*WHAT YOU NEED TO DO:*
Return each line that holds the word "którym".

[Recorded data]
+===+

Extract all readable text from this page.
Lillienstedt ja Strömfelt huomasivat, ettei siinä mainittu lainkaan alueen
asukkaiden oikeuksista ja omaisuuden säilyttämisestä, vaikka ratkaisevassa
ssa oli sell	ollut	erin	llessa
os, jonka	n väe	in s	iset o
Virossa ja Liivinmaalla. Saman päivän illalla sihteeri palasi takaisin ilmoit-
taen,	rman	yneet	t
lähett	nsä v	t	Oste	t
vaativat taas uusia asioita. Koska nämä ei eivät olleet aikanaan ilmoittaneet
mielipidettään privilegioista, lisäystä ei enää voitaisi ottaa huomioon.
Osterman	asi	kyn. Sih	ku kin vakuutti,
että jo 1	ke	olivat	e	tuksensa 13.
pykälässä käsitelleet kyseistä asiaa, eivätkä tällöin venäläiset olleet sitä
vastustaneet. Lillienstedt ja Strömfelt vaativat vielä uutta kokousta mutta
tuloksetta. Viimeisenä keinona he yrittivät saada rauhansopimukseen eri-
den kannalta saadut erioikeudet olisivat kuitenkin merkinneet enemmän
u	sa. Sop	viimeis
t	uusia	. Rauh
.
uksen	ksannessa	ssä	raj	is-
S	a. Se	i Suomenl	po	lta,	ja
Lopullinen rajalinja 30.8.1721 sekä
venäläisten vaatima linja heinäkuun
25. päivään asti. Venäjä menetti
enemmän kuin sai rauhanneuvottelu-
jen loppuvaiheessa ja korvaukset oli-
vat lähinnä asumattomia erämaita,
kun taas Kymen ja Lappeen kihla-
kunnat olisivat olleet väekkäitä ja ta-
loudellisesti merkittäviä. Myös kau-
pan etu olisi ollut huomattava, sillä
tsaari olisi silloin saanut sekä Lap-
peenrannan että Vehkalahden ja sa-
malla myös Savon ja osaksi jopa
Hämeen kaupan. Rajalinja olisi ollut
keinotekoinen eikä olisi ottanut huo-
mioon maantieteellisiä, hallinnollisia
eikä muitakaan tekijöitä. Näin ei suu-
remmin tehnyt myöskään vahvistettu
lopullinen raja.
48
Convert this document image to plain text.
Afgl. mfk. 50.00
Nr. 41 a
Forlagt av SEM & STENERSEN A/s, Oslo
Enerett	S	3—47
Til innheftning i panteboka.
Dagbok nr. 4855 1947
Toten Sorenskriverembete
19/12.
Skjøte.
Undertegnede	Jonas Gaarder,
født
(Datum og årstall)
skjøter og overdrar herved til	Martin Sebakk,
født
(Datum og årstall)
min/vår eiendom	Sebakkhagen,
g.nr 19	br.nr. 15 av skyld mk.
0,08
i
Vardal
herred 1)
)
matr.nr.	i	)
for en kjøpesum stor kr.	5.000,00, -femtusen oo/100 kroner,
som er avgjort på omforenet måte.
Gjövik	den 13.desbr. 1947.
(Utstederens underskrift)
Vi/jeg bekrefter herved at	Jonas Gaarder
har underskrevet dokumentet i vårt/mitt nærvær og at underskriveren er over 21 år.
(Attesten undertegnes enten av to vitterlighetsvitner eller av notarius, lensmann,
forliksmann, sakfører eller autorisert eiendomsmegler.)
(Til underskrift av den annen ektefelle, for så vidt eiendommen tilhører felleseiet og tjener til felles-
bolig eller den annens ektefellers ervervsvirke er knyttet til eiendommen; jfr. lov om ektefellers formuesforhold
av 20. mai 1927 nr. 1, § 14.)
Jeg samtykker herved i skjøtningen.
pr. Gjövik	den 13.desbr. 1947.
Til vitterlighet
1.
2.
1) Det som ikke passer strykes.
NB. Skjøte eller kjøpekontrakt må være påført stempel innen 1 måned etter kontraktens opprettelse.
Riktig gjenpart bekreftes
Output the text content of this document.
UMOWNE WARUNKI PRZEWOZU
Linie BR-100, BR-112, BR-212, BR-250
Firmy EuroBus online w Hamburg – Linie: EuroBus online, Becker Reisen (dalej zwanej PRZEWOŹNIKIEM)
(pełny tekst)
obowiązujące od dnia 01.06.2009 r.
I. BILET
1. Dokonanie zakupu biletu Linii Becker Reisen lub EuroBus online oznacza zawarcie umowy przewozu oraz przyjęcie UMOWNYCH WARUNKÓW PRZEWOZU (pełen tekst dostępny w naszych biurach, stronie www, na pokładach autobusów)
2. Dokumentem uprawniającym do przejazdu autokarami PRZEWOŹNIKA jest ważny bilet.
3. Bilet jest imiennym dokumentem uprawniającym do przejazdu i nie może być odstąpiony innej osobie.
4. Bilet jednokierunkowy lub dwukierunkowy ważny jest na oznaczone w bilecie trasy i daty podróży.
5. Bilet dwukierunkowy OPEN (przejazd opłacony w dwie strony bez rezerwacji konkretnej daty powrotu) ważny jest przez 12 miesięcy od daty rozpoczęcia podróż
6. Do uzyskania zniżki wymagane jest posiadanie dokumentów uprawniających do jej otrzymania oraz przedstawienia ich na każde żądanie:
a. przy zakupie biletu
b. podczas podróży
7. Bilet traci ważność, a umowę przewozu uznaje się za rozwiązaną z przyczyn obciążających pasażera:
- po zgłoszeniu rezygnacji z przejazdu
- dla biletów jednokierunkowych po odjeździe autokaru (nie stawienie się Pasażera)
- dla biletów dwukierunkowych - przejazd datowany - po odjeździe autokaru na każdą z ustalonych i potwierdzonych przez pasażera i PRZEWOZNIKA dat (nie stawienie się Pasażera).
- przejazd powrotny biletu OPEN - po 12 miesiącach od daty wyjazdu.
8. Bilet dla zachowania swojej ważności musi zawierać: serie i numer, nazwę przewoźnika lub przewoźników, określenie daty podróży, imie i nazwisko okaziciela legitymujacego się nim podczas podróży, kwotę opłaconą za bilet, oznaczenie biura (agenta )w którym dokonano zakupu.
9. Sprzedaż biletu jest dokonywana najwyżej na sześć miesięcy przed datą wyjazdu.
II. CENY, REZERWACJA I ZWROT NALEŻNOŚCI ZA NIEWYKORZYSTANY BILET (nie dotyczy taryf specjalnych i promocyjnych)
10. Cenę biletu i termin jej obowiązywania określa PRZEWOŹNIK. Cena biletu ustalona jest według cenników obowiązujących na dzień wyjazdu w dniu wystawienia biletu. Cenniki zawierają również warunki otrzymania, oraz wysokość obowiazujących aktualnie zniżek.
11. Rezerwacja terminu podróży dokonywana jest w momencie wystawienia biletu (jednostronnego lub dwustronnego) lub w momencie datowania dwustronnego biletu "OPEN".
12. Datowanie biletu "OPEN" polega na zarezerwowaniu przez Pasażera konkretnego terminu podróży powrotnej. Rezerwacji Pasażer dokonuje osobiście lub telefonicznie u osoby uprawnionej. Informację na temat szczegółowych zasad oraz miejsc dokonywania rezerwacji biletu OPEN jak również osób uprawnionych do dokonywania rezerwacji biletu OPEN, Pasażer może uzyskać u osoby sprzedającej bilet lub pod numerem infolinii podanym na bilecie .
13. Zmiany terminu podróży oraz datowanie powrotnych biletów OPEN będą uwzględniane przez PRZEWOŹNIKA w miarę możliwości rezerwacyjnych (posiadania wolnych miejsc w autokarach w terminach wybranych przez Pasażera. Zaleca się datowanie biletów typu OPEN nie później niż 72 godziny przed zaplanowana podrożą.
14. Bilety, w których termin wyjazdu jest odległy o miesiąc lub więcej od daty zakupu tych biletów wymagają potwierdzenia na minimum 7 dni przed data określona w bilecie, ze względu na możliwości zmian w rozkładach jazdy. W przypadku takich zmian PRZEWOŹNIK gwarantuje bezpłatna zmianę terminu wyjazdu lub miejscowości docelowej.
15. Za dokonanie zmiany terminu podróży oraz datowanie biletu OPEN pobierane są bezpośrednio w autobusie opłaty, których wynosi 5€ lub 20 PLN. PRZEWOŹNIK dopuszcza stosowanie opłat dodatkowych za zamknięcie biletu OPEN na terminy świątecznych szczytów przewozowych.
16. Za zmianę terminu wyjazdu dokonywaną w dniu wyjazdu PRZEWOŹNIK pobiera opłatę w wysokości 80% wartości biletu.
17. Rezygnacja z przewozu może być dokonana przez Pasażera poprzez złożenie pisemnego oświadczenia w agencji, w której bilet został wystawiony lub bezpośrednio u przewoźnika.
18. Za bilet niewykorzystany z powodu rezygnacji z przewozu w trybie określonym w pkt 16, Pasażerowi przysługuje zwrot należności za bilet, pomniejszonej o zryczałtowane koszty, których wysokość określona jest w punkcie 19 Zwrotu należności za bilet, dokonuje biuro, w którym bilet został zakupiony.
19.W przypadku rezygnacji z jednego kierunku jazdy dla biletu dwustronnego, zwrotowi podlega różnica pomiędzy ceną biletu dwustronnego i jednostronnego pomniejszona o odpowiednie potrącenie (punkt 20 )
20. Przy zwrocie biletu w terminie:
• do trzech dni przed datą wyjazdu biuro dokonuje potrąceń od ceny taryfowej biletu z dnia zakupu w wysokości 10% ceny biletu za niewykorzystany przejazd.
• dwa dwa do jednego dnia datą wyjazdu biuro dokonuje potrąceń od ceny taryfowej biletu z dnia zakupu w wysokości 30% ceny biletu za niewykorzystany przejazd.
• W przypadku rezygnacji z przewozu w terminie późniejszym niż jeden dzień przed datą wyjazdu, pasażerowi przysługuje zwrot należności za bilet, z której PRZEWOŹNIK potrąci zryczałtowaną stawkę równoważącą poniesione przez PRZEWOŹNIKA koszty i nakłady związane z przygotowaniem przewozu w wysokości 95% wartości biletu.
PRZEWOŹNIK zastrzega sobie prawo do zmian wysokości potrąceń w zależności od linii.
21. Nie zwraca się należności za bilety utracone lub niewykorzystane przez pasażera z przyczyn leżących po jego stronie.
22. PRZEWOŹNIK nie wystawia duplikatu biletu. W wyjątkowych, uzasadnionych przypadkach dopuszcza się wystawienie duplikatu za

+===+

*THE REPLY:*
8. Bilet dla zachowania swojej ważności musi zawierać: serie i numer, nazwę przewoźnika lub przewoźników, określenie daty podróży, imie i nazwisko okaziciela legitymujacego się nim podczas podróży, kwotę opłaconą za bilet, oznaczenie biura (agenta )w którym dokonano zakupu.
18. Za bilet niewykorzystany z powodu rezygnacji z przewozu w trybie określonym w pkt 16, Pasażerowi przysługuje zwrot należności za bilet, pomniejszonej o zryczałtowane koszty, których wysokość określona jest w punkcie 19 Zwrotu należności za bilet, dokonuje biuro, w którym bilet został zakupiony.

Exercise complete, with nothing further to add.